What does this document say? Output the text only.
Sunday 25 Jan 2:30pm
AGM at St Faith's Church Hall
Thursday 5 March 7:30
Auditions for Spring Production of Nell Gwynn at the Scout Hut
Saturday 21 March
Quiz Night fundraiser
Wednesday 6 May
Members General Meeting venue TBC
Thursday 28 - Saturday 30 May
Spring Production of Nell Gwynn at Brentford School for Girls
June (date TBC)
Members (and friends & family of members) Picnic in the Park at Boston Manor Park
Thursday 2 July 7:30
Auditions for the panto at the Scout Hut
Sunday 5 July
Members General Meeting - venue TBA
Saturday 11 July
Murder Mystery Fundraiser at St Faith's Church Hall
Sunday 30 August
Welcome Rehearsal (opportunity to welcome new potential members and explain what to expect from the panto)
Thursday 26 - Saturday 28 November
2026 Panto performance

» WHAT THE EXERCISE ASKS
Each line of the listing should be copied exactly.

» FULL SOLUTION
What does this document say? Output the text only.
Sunday 25 Jan 2:30pm
AGM at St Faith's Church Hall
Thursday 5 March 7:30
Auditions for Spring Production of Nell Gwynn at the Scout Hut
Saturday 21 March
Quiz Night fundraiser
Wednesday 6 May
Members General Meeting venue TBC
Thursday 28 - Saturday 30 May
Spring Production of Nell Gwynn at Brentford School for Girls
June (date TBC)
Members (and friends & family of members) Picnic in the Park at Boston Manor Park
Thursday 2 July 7:30
Auditions for the panto at the Scout Hut
Sunday 5 July
Members General Meeting - venue TBA
Saturday 11 July
Murder Mystery Fundraiser at St Faith's Church Hall
Sunday 30 August
Welcome Rehearsal (opportunity to welcome new potential members and explain what to expect from the panto)
Thursday 26 - Saturday 28 November
2026 Panto performance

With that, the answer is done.